▸ Exercise requirements:
Exactly reproduce the lines from the line containing "Convert this document image to plain text." to the end of the data below, inclusive, and nothing else.

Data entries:
· · ·

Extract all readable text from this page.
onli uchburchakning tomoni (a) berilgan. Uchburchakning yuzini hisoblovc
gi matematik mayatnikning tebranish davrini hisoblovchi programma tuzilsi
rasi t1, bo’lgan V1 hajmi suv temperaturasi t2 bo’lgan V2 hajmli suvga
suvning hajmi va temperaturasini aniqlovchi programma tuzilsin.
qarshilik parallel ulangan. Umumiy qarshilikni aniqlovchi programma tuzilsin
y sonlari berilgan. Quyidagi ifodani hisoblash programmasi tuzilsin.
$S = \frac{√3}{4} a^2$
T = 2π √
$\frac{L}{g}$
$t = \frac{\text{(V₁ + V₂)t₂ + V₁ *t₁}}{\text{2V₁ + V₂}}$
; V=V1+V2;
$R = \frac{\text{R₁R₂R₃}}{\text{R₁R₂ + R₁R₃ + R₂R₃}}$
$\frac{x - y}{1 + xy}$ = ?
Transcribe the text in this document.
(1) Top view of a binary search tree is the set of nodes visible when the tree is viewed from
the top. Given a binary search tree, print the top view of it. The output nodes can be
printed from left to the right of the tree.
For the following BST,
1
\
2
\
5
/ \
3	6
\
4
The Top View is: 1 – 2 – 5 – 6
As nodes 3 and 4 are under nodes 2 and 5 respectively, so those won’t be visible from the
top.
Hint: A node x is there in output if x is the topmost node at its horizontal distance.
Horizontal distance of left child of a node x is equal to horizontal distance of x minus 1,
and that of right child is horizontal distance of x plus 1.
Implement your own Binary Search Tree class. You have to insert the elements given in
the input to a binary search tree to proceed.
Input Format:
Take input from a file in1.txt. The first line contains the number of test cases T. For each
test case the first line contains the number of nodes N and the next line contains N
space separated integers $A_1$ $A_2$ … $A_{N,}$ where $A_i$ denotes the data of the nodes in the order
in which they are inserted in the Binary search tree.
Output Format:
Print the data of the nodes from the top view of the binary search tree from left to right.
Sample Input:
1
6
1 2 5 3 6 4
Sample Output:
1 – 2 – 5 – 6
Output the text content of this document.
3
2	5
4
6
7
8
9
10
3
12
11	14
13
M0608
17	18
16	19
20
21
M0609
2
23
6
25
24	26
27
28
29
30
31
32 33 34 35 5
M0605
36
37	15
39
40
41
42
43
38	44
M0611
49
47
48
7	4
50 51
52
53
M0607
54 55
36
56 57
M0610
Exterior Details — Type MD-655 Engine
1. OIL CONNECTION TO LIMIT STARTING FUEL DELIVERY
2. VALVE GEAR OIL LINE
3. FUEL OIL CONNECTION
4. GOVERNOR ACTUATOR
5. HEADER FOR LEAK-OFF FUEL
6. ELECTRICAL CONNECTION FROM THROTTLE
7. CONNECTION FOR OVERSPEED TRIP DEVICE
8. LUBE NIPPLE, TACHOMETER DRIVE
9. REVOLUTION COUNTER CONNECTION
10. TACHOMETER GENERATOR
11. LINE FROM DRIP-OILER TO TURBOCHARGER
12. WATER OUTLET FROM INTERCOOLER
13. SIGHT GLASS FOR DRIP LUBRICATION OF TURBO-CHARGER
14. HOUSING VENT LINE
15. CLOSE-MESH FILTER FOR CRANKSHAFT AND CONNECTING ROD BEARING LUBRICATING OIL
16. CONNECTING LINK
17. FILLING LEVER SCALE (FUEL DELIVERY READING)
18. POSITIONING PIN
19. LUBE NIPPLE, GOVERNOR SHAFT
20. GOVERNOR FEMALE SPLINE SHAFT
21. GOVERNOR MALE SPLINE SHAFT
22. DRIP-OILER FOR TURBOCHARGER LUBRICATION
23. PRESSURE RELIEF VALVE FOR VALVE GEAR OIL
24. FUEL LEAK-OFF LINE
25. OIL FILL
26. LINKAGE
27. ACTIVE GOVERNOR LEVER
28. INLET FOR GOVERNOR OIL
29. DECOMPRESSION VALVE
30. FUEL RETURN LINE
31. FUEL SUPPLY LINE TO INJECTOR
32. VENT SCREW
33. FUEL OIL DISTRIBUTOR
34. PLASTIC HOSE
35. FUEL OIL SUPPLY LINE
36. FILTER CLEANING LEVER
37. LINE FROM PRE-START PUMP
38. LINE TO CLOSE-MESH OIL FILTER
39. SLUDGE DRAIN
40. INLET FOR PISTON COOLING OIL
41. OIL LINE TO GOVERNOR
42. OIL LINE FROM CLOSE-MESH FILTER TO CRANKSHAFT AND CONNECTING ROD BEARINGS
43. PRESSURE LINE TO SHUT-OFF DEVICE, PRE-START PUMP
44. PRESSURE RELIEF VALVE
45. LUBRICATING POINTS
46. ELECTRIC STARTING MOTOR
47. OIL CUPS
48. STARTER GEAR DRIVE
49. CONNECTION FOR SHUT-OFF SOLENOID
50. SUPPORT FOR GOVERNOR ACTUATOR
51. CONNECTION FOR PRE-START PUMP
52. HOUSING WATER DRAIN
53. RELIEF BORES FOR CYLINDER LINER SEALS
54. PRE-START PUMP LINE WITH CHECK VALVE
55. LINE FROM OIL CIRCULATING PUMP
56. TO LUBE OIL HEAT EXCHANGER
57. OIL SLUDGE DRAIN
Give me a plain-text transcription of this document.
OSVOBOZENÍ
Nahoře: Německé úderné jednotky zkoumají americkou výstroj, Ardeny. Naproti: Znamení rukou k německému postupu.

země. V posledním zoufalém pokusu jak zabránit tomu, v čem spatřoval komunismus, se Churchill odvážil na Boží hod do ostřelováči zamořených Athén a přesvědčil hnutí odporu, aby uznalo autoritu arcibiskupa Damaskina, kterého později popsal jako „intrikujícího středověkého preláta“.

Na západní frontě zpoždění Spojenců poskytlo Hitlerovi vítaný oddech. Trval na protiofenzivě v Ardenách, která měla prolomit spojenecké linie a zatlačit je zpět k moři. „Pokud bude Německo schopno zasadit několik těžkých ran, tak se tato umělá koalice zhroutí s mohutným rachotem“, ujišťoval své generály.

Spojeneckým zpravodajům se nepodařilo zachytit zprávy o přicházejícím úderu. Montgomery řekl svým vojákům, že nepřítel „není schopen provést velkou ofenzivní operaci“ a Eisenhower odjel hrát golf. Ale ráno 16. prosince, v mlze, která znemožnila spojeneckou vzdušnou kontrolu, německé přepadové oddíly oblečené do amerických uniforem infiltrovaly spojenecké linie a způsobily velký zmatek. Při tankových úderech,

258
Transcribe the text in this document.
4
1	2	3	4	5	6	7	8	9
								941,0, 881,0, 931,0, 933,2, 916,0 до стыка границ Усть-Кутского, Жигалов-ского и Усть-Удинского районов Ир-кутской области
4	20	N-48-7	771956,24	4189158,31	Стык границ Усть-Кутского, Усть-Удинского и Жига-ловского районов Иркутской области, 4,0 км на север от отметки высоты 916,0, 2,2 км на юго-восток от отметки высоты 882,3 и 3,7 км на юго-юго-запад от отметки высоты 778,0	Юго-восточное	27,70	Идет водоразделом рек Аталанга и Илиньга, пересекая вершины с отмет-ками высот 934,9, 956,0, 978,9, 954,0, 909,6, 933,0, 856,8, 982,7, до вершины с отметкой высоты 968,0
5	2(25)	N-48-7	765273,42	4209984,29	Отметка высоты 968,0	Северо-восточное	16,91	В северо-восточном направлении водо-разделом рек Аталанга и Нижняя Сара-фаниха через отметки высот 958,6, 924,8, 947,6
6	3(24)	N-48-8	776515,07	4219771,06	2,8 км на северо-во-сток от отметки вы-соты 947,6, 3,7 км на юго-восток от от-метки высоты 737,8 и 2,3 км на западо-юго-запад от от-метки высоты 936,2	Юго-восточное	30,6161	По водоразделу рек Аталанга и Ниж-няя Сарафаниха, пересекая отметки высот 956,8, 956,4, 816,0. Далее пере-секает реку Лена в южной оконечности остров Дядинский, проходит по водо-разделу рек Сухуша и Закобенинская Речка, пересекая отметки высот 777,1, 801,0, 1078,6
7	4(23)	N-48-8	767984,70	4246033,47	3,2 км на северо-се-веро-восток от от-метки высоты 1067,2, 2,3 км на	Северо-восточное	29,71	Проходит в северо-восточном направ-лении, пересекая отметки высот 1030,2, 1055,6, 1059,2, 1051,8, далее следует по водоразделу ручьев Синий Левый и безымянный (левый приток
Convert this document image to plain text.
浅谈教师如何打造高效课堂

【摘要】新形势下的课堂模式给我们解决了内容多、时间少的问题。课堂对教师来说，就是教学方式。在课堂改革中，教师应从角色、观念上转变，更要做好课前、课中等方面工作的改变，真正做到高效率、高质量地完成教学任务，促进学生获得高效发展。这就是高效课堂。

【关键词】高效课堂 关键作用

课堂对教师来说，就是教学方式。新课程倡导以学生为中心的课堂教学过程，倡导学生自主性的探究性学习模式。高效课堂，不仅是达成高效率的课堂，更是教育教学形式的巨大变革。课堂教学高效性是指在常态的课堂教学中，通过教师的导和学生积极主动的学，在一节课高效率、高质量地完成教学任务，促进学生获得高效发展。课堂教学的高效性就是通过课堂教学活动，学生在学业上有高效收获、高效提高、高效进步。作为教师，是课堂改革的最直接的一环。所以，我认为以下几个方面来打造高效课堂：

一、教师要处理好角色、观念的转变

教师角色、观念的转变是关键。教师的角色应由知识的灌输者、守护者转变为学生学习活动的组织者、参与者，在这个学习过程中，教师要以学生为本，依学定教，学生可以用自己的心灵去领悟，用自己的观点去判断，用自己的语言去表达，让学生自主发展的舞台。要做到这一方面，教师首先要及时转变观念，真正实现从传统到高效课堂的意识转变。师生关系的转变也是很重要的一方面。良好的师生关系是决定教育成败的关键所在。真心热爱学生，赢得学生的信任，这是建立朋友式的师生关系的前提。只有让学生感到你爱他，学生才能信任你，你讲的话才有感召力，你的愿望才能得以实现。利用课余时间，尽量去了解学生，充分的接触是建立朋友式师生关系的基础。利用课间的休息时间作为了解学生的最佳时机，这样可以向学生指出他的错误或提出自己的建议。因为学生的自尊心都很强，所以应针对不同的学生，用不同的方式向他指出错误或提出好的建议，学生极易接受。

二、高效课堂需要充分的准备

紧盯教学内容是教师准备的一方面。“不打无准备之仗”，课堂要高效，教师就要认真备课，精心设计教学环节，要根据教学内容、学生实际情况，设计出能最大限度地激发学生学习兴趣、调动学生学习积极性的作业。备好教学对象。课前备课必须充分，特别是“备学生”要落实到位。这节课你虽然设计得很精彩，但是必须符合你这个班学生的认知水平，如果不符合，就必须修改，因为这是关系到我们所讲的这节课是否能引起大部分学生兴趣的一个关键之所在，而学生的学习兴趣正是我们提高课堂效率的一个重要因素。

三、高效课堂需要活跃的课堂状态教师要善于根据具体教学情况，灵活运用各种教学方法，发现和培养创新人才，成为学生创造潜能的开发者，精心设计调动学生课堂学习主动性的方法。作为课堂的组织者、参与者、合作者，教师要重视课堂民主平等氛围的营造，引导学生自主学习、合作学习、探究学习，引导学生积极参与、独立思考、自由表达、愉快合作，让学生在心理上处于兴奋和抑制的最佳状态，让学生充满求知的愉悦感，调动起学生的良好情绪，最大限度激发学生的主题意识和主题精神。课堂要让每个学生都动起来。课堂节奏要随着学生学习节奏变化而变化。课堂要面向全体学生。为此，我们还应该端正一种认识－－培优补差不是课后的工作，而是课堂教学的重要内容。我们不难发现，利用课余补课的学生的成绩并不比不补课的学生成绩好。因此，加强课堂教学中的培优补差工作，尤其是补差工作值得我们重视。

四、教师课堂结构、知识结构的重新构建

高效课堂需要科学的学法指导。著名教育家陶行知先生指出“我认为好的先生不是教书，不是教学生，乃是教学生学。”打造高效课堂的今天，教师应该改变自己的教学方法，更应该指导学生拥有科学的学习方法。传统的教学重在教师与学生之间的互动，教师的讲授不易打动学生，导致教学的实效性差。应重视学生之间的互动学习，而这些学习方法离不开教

· · ·

▸ Result:
Convert this document image to plain text.
浅谈教师如何打造高效课堂

【摘要】新形势下的课堂模式给我们解决了内容多、时间少的问题。课堂对教师来说，就是教学方式。在课堂改革中，教师应从角色、观念上转变，更要做好课前、课中等方面工作的改变，真正做到高效率、高质量地完成教学任务，促进学生获得高效发展。这就是高效课堂。

【关键词】高效课堂 关键作用

课堂对教师来说，就是教学方式。新课程倡导以学生为中心的课堂教学过程，倡导学生自主性的探究性学习模式。高效课堂，不仅是达成高效率的课堂，更是教育教学形式的巨大变革。课堂教学高效性是指在常态的课堂教学中，通过教师的导和学生积极主动的学，在一节课高效率、高质量地完成教学任务，促进学生获得高效发展。课堂教学的高效性就是通过课堂教学活动，学生在学业上有高效收获、高效提高、高效进步。作为教师，是课堂改革的最直接的一环。所以，我认为以下几个方面来打造高效课堂：

一、教师要处理好角色、观念的转变

教师角色、观念的转变是关键。教师的角色应由知识的灌输者、守护者转变为学生学习活动的组织者、参与者，在这个学习过程中，教师要以学生为本，依学定教，学生可以用自己的心灵去领悟，用自己的观点去判断，用自己的语言去表达，让学生自主发展的舞台。要做到这一方面，教师首先要及时转变观念，真正实现从传统到高效课堂的意识转变。师生关系的转变也是很重要的一方面。良好的师生关系是决定教育成败的关键所在。真心热爱学生，赢得学生的信任，这是建立朋友式的师生关系的前提。只有让学生感到你爱他，学生才能信任你，你讲的话才有感召力，你的愿望才能得以实现。利用课余时间，尽量去了解学生，充分的接触是建立朋友式师生关系的基础。利用课间的休息时间作为了解学生的最佳时机，这样可以向学生指出他的错误或提出自己的建议。因为学生的自尊心都很强，所以应针对不同的学生，用不同的方式向他指出错误或提出好的建议，学生极易接受。

二、高效课堂需要充分的准备

紧盯教学内容是教师准备的一方面。“不打无准备之仗”，课堂要高效，教师就要认真备课，精心设计教学环节，要根据教学内容、学生实际情况，设计出能最大限度地激发学生学习兴趣、调动学生学习积极性的作业。备好教学对象。课前备课必须充分，特别是“备学生”要落实到位。这节课你虽然设计得很精彩，但是必须符合你这个班学生的认知水平，如果不符合，就必须修改，因为这是关系到我们所讲的这节课是否能引起大部分学生兴趣的一个关键之所在，而学生的学习兴趣正是我们提高课堂效率的一个重要因素。

三、高效课堂需要活跃的课堂状态教师要善于根据具体教学情况，灵活运用各种教学方法，发现和培养创新人才，成为学生创造潜能的开发者，精心设计调动学生课堂学习主动性的方法。作为课堂的组织者、参与者、合作者，教师要重视课堂民主平等氛围的营造，引导学生自主学习、合作学习、探究学习，引导学生积极参与、独立思考、自由表达、愉快合作，让学生在心理上处于兴奋和抑制的最佳状态，让学生充满求知的愉悦感，调动起学生的良好情绪，最大限度激发学生的主题意识和主题精神。课堂要让每个学生都动起来。课堂节奏要随着学生学习节奏变化而变化。课堂要面向全体学生。为此，我们还应该端正一种认识－－培优补差不是课后的工作，而是课堂教学的重要内容。我们不难发现，利用课余补课的学生的成绩并不比不补课的学生成绩好。因此，加强课堂教学中的培优补差工作，尤其是补差工作值得我们重视。

四、教师课堂结构、知识结构的重新构建

高效课堂需要科学的学法指导。著名教育家陶行知先生指出“我认为好的先生不是教书，不是教学生，乃是教学生学。”打造高效课堂的今天，教师应该改变自己的教学方法，更应该指导学生拥有科学的学习方法。传统的教学重在教师与学生之间的互动，教师的讲授不易打动学生，导致教学的实效性差。应重视学生之间的互动学习，而这些学习方法离不开教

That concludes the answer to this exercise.